**DATASET ENTRIES:**
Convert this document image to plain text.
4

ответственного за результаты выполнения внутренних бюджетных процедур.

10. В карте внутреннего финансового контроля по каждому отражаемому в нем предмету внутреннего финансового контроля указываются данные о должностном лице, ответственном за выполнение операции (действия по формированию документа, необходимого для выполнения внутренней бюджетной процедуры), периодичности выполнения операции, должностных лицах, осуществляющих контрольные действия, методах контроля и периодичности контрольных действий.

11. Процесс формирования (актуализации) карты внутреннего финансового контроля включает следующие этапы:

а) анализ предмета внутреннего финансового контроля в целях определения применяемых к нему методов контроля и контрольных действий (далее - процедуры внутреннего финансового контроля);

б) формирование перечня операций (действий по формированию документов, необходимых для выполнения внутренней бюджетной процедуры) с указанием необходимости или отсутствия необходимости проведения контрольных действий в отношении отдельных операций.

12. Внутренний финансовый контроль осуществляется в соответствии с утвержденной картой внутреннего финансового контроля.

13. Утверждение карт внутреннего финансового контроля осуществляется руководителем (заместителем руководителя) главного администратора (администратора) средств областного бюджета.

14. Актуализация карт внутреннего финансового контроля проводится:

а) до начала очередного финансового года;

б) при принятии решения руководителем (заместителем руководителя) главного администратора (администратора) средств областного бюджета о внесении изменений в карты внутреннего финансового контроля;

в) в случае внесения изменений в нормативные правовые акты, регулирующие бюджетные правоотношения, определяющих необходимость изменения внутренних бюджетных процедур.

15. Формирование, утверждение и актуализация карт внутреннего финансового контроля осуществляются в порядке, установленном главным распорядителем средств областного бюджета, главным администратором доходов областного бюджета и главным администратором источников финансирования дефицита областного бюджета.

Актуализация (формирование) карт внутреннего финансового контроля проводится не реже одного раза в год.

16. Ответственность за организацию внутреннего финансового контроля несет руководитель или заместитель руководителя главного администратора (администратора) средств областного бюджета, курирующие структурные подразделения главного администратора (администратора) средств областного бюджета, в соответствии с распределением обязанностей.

**SET EXERCISE:** Work out how many lines of the material above contain the word "формированию", then give only that figure.

**ANSWER BELOW:** 2